PROVIDED TEXT ::
::::::

From this standpoint, in this work, we introduce new features focusing on when non-dominated solutions appear in the population to define the compartments of the model. In particular, we define a three compartments DCM where the population is divided into (1) new non-dominated solutions, (2) non-dominated but not new solutions, and (3) dominated solutions. The goal of these features is to keep track of how many new solutions appear in each generation, which serves to estimate the rate of progress of the algorithm. These features are useful whether the problem is enumerable or not. In addition, we propose an additional model to estimate a performance metric, the hypervolume achieved by an algorithm, from the features of population dynamics, i.e. new non-dominated solutions. An effective way to estimate performance from features of dynamics opens new venues to apply DCMs beyond algorithm analysis and understanding.

The paper is organized as follows. Section 2 describes in more detail the DCMs, the proposed new feature set and how to relate them to performance. Section 3 covers the experimental results to test the new features with the DCMs and the HV model. Section 4 concentrates on the proposed model for estimation of performance, and analyzes it on more configurations. Finally, in Sect. 5 we resume the work done and propose some future directions to expand it.

2 Methodology

2.1 Dynamic Compartmental Models for Multi-objective Evolutionary Algorithms

Dynamic Compartmental Models (DCM) are mathematical models that simulate how individuals in different compartments in a population interact and affect the instantaneous composition of the compartments. Here, the assumptions are that the population can be divided into compartments and that every individual in the same compartment has the same characteristics. The rates of interaction between compartments are known as the parameters of the model.

::::::

DATA SUPPLIED ::
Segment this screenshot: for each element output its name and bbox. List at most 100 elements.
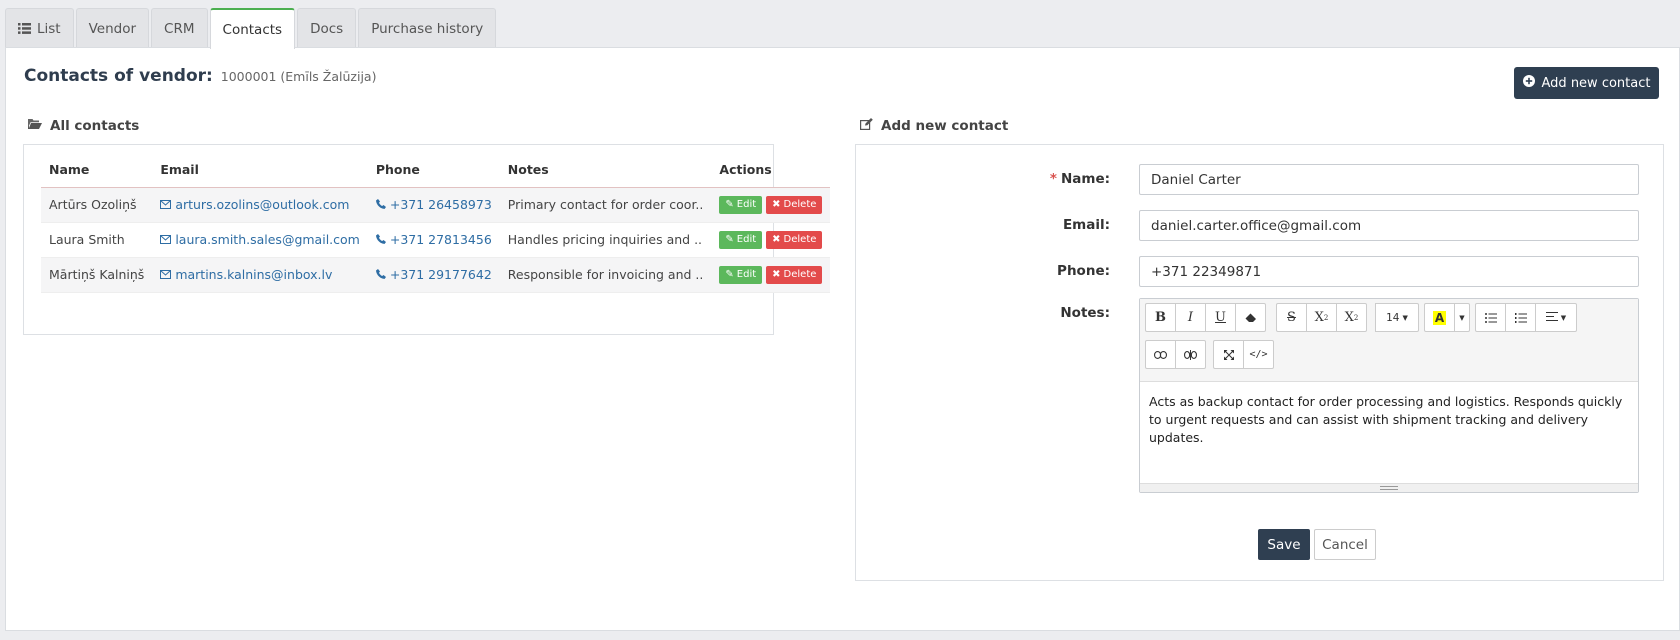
all-contacts-label: All contacts bbox=[50, 118, 140, 134]
all-contacts-heading: All contacts bbox=[28, 118, 139, 134]
contact-email-link[interactable]: laura.smith.sales@gmail.com bbox=[175, 232, 360, 247]
fullscreen-icon[interactable] bbox=[1213, 340, 1244, 369]
toolbar-style-group: B I U bbox=[1145, 303, 1266, 332]
numbered-list-icon[interactable] bbox=[1505, 303, 1536, 332]
tab-label: CRM bbox=[164, 20, 195, 37]
contact-name: Artūrs Ozoliņš bbox=[41, 187, 153, 223]
edit-button-label: Edit bbox=[736, 199, 757, 211]
contact-email-link[interactable]: arturs.ozolins@outlook.com bbox=[175, 197, 349, 212]
table-row: Mārtiņš Kalniņš martins.kalnins@inbox.lv… bbox=[41, 257, 831, 293]
tab-label: Docs bbox=[310, 20, 344, 37]
bulleted-list-icon[interactable] bbox=[1475, 303, 1506, 332]
superscript-icon[interactable]: X2 bbox=[1306, 303, 1337, 332]
caret-down-icon: ▼ bbox=[1402, 313, 1408, 322]
tab-label: Purchase history bbox=[371, 20, 484, 37]
table-header-row: Name Email Phone Notes Actions bbox=[41, 153, 831, 188]
column-header-notes: Notes bbox=[499, 153, 712, 188]
envelope-icon bbox=[160, 197, 172, 212]
link-icon[interactable] bbox=[1145, 340, 1176, 369]
folder-open-icon bbox=[28, 118, 42, 134]
tab-list[interactable]: List bbox=[5, 8, 74, 48]
phone-icon bbox=[375, 197, 386, 212]
column-header-name: Name bbox=[41, 153, 153, 188]
color-caret-icon[interactable]: ▼ bbox=[1454, 303, 1470, 332]
delete-button-label: Delete bbox=[783, 269, 817, 281]
tab-docs[interactable]: Docs bbox=[297, 8, 357, 48]
contact-phone-link[interactable]: +371 27813456 bbox=[390, 232, 492, 247]
edit-square-icon bbox=[860, 118, 873, 134]
x-icon: ✖ bbox=[772, 234, 781, 246]
unlink-icon[interactable] bbox=[1175, 340, 1206, 369]
contacts-table: Name Email Phone Notes Actions Artūrs Oz… bbox=[41, 153, 831, 293]
eraser-icon[interactable] bbox=[1235, 303, 1266, 332]
plus-circle-icon bbox=[1522, 75, 1535, 91]
contact-notes: Primary contact for order coor.. bbox=[499, 187, 712, 223]
contacts-panel: Contacts of vendor: 1000001 (Emīls Žalūz… bbox=[5, 47, 1680, 631]
delete-button[interactable]: ✖ Delete bbox=[766, 265, 823, 284]
phone-icon bbox=[375, 232, 386, 247]
align-left-icon bbox=[1545, 310, 1558, 325]
phone-input[interactable] bbox=[1139, 256, 1639, 287]
strikethrough-icon[interactable]: S bbox=[1276, 303, 1307, 332]
edit-button[interactable]: ✎ Edit bbox=[719, 230, 763, 249]
tab-bar: List Vendor CRM Contacts Docs Purchase h… bbox=[5, 8, 498, 49]
add-new-contact-button[interactable]: Add new contact bbox=[1514, 67, 1659, 99]
email-label: Email: bbox=[1062, 217, 1110, 233]
contact-phone-link[interactable]: +371 29177642 bbox=[390, 267, 492, 282]
contact-phone-link[interactable]: +371 26458973 bbox=[390, 197, 492, 212]
save-button[interactable]: Save bbox=[1258, 529, 1310, 560]
add-contact-heading-label: Add new contact bbox=[881, 118, 1009, 134]
toolbar-link-group bbox=[1145, 340, 1206, 369]
contact-email-link[interactable]: martins.kalnins@inbox.lv bbox=[175, 267, 332, 282]
tab-label: List bbox=[37, 20, 61, 37]
cancel-button[interactable]: Cancel bbox=[1314, 529, 1376, 560]
column-header-actions: Actions bbox=[711, 153, 831, 188]
align-dropdown[interactable]: ▼ bbox=[1535, 303, 1577, 332]
tab-purchase-history[interactable]: Purchase history bbox=[358, 8, 497, 48]
toolbar-fontsize-group: 14 ▼ bbox=[1375, 303, 1419, 332]
envelope-icon bbox=[160, 232, 172, 247]
tab-label: Vendor bbox=[88, 20, 137, 37]
name-label-text: Name: bbox=[1060, 171, 1110, 187]
underline-icon[interactable]: U bbox=[1205, 303, 1236, 332]
tab-contacts[interactable]: Contacts bbox=[209, 8, 296, 49]
toolbar-color-group: A ▼ bbox=[1424, 303, 1470, 332]
notes-editor-content[interactable]: Acts as backup contact for order process… bbox=[1140, 382, 1638, 458]
required-marker: * bbox=[1049, 171, 1057, 187]
delete-button-label: Delete bbox=[783, 199, 817, 211]
tab-vendor[interactable]: Vendor bbox=[75, 8, 150, 48]
font-size-dropdown[interactable]: 14 ▼ bbox=[1375, 303, 1419, 332]
phone-label: Phone: bbox=[1057, 263, 1110, 279]
add-contact-heading: Add new contact bbox=[860, 118, 1008, 134]
toolbar-font-group: S X2 X2 bbox=[1276, 303, 1367, 332]
italic-icon[interactable]: I bbox=[1175, 303, 1206, 332]
email-input[interactable] bbox=[1139, 210, 1639, 241]
vendor-identifier: 1000001 (Emīls Žalūzija) bbox=[220, 69, 377, 84]
edit-button[interactable]: ✎ Edit bbox=[719, 195, 763, 214]
delete-button[interactable]: ✖ Delete bbox=[766, 230, 823, 249]
name-input[interactable] bbox=[1139, 164, 1639, 195]
subscript-icon[interactable]: X2 bbox=[1336, 303, 1367, 332]
editor-toolbar: B I U S X2 X2 14 ▼ A ▼ ▼ </> bbox=[1140, 299, 1638, 382]
x-icon: ✖ bbox=[772, 199, 781, 211]
tab-label: Contacts bbox=[222, 21, 283, 38]
code-view-icon[interactable]: </> bbox=[1243, 340, 1274, 369]
caret-down-icon: ▼ bbox=[1560, 313, 1567, 322]
contact-name: Laura Smith bbox=[41, 222, 153, 258]
notes-rich-text-editor: B I U S X2 X2 14 ▼ A ▼ ▼ </> Acts as bac… bbox=[1139, 298, 1639, 493]
tab-crm[interactable]: CRM bbox=[151, 8, 208, 48]
contact-name: Mārtiņš Kalniņš bbox=[41, 257, 153, 293]
highlight-color-icon[interactable]: A bbox=[1424, 303, 1455, 332]
bold-icon[interactable]: B bbox=[1145, 303, 1176, 332]
envelope-icon bbox=[160, 267, 172, 282]
column-header-email: Email bbox=[152, 153, 368, 188]
edit-button[interactable]: ✎ Edit bbox=[719, 265, 763, 284]
toolbar-view-group: </> bbox=[1213, 340, 1274, 369]
add-contact-form: *Name: Email: Phone: Notes: B I U S bbox=[855, 144, 1664, 581]
name-label: * Name: bbox=[1050, 171, 1110, 187]
contacts-table-box: Name Email Phone Notes Actions Artūrs Oz… bbox=[23, 144, 831, 335]
editor-resize-handle[interactable] bbox=[1140, 483, 1638, 492]
delete-button[interactable]: ✖ Delete bbox=[766, 195, 823, 214]
page-title-text: Contacts of vendor: bbox=[24, 66, 213, 86]
font-size-value: 14 bbox=[1386, 311, 1400, 324]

::::::

EXERCISE INSTRUCTIONS ::
(a) Answer these about the passage on compartmental models:
(i) What three groups does the proposed three-compartment DCM divide the population into?
(ii) Which performance metric does the additional model estimate?
(iii) Which section covers the experimental results?
(b) Extend the passage on compartmental models, picking up right after its final sentence.

RESPONSES TO THE EXERCISE ::
(a)
(i) New non-dominated solutions, non-dominated but not new solutions, and dominated solutions.
(ii) The hypervolume achieved by an algorithm.
(iii) Section 3.

(b)
Fig. 1.
figure 1

A Three compartment DCM

Linear compartmental models of up to three compartments have been used to study the population dynamics of evolutionary multi-objective algorithms using the Pareto dominance status of the individuals as criteria to define the compartments. Figure 1 illustrates a three compartments DCM, which can be described by the following equations,

$$\begin{aligned} {\left\{ \begin{array}{ll} x_{t+1} &{}= (1-(\alpha + \beta )) x_t + \bar{\alpha } y_t + \bar{\beta } z_t \\ y_{t+1} &{}= \alpha x_t + (1-(\bar{\alpha }+\gamma )) y_t + \bar{\gamma } z_t \\ z_{t+1} &{}= \beta x_t + \gamma y_t + (1-(\bar{\beta }+\bar{\gamma })) z_t \\ P &{}= x_t + y_t + z_t, \end{array}\right. } \end{aligned}$$
(1)

where \(x_{t}\), \(y_{t}\) and \(z_{t}\) are variables associated to the number of individuals in the compartments at time (generation) t and \(\alpha \), \(\beta \), \(\gamma \), \(\bar{\alpha }\), \(\bar{\beta }\), and \(\bar{\gamma }\) are the interaction rates between compartments.

Each compartment size at time \(t+1\) depends on its size and the size of all other compartments at time t modified by some constant, i.e a parameter of the model. From the system of Eq.  (1) and its graphical representation on Fig. 1, we see that any change in one compartment will be distributed into the other ones, therefore the total number of individuals remains constant. This models the dynamics of an evolutionary algorithm with a fixed population size throughout the generations. It is important to note that the model tracks changes between compartments, not specific individuals.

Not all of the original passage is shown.